→ **Exercise instructions**: Write out, word for word, everything from the start of the entries down through the line containing "In FIG. 5, the inner magnetic pole piece 3b", and include that line.

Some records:
******************************
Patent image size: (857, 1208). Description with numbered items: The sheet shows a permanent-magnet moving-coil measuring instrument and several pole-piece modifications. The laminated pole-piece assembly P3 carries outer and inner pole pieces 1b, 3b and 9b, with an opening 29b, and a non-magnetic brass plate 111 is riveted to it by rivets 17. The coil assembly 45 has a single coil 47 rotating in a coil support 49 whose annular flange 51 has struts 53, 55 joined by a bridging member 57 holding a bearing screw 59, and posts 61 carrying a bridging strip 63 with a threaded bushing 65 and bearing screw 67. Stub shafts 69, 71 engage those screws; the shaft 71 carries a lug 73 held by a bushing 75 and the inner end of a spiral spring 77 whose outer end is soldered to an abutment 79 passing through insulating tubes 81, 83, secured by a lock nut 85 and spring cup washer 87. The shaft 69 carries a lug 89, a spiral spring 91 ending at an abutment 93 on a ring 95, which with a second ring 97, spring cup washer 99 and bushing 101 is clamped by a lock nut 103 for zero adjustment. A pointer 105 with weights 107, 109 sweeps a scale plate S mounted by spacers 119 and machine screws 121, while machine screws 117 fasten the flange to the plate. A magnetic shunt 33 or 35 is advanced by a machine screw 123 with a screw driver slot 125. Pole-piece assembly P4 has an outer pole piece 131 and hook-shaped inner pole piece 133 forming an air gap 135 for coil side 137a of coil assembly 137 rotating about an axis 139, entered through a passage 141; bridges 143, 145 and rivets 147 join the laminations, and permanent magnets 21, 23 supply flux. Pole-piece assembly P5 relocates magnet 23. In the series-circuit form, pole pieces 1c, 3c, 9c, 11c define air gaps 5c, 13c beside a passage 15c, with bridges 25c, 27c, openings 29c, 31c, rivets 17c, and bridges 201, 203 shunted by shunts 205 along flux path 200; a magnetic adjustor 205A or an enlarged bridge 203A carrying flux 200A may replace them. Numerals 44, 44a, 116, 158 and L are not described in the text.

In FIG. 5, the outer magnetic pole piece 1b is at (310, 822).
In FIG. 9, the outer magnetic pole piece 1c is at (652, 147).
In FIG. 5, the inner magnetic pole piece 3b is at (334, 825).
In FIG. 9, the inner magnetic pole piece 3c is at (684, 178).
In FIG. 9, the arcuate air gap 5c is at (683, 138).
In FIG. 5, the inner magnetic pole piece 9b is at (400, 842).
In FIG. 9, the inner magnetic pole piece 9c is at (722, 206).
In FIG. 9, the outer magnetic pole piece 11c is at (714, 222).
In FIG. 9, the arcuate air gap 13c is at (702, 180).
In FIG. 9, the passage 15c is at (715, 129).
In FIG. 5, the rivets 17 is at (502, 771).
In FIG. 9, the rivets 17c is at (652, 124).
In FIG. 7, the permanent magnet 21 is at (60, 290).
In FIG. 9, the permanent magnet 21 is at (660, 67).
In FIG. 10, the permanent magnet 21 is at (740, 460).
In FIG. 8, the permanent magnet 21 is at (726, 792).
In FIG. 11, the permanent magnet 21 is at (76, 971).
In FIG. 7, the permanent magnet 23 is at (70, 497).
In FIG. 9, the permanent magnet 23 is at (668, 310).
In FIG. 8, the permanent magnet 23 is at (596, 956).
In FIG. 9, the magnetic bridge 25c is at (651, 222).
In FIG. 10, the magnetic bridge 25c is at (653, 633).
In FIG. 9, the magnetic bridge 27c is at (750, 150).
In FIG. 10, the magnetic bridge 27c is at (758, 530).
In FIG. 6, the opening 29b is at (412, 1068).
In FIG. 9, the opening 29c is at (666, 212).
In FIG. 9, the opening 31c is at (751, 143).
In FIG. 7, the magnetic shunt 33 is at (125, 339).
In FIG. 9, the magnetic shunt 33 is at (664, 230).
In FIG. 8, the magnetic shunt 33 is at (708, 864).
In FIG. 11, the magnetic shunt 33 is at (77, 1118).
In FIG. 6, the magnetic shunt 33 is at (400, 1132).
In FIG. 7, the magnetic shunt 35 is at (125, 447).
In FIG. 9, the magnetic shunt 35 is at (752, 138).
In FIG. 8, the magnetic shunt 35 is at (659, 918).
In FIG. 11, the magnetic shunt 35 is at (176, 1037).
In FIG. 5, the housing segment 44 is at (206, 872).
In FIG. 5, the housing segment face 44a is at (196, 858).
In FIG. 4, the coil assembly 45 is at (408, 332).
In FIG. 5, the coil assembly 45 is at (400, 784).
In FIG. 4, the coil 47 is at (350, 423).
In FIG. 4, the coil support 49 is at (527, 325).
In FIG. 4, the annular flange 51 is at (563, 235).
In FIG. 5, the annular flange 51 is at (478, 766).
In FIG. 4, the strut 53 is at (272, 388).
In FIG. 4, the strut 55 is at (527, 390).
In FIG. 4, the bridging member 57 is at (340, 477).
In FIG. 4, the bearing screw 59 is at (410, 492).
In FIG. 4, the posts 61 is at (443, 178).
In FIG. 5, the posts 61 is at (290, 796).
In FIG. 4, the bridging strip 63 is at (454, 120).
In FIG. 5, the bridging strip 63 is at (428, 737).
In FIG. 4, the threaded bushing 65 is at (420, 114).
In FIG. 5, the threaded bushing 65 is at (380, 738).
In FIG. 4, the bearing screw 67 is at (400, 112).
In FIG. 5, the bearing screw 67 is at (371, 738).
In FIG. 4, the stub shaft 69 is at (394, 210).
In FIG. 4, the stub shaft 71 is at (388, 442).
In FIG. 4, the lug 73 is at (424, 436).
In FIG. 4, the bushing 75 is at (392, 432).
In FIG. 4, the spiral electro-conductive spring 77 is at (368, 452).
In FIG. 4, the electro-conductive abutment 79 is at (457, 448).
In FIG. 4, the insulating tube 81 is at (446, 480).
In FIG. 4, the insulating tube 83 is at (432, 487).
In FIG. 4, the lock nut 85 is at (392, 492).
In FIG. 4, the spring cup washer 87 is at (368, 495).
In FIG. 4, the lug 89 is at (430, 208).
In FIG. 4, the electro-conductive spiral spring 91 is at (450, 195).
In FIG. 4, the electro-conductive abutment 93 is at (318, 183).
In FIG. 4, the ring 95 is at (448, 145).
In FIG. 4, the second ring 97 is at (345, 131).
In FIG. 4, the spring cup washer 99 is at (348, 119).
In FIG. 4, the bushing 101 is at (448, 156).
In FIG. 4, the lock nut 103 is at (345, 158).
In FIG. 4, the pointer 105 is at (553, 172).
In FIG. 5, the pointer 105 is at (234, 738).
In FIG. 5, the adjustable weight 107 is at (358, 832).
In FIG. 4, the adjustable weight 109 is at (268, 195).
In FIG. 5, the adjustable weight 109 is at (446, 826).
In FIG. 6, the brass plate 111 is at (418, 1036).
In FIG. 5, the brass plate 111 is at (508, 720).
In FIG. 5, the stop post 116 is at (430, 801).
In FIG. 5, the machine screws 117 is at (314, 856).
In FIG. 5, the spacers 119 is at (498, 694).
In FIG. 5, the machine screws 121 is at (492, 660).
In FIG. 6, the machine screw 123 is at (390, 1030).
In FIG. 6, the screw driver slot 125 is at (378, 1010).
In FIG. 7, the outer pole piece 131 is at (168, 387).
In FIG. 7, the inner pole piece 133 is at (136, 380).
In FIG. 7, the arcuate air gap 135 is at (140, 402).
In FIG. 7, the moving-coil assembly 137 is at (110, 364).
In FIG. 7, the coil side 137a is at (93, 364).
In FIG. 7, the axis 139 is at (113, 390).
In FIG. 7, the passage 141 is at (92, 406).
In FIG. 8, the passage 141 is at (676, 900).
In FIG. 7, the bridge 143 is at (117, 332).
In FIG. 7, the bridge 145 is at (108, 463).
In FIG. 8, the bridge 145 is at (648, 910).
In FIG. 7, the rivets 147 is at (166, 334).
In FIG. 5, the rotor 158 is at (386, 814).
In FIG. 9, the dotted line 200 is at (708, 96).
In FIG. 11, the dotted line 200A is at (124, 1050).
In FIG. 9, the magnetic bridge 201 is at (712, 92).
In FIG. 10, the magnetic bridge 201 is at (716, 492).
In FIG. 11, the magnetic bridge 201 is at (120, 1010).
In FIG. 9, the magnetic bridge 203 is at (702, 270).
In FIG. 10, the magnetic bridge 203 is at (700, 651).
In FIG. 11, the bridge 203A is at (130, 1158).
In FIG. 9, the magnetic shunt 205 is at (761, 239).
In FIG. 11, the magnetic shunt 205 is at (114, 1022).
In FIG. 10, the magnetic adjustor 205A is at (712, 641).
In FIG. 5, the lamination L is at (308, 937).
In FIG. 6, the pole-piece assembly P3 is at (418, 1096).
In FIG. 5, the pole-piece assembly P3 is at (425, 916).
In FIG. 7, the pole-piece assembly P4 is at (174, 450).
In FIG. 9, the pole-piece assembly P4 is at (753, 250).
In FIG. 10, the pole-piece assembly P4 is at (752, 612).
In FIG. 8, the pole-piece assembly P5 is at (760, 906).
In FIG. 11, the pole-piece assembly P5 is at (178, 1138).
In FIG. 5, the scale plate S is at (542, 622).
******************************
→ **Written reply**:
Patent image size: (857, 1208). Description with numbered items: The sheet shows a permanent-magnet moving-coil measuring instrument and several pole-piece modifications. The laminated pole-piece assembly P3 carries outer and inner pole pieces 1b, 3b and 9b, with an opening 29b, and a non-magnetic brass plate 111 is riveted to it by rivets 17. The coil assembly 45 has a single coil 47 rotating in a coil support 49 whose annular flange 51 has struts 53, 55 joined by a bridging member 57 holding a bearing screw 59, and posts 61 carrying a bridging strip 63 with a threaded bushing 65 and bearing screw 67. Stub shafts 69, 71 engage those screws; the shaft 71 carries a lug 73 held by a bushing 75 and the inner end of a spiral spring 77 whose outer end is soldered to an abutment 79 passing through insulating tubes 81, 83, secured by a lock nut 85 and spring cup washer 87. The shaft 69 carries a lug 89, a spiral spring 91 ending at an abutment 93 on a ring 95, which with a second ring 97, spring cup washer 99 and bushing 101 is clamped by a lock nut 103 for zero adjustment. A pointer 105 with weights 107, 109 sweeps a scale plate S mounted by spacers 119 and machine screws 121, while machine screws 117 fasten the flange to the plate. A magnetic shunt 33 or 35 is advanced by a machine screw 123 with a screw driver slot 125. Pole-piece assembly P4 has an outer pole piece 131 and hook-shaped inner pole piece 133 forming an air gap 135 for coil side 137a of coil assembly 137 rotating about an axis 139, entered through a passage 141; bridges 143, 145 and rivets 147 join the laminations, and permanent magnets 21, 23 supply flux. Pole-piece assembly P5 relocates magnet 23. In the series-circuit form, pole pieces 1c, 3c, 9c, 11c define air gaps 5c, 13c beside a passage 15c, with bridges 25c, 27c, openings 29c, 31c, rivets 17c, and bridges 201, 203 shunted by shunts 205 along flux path 200; a magnetic adjustor 205A or an enlarged bridge 203A carrying flux 200A may replace them. Numerals 44, 44a, 116, 158 and L are not described in the text.

In FIG. 5, the outer magnetic pole piece 1b is at (310, 822).
In FIG. 9, the outer magnetic pole piece 1c is at (652, 147).
In FIG. 5, the inner magnetic pole piece 3b is at (334, 825).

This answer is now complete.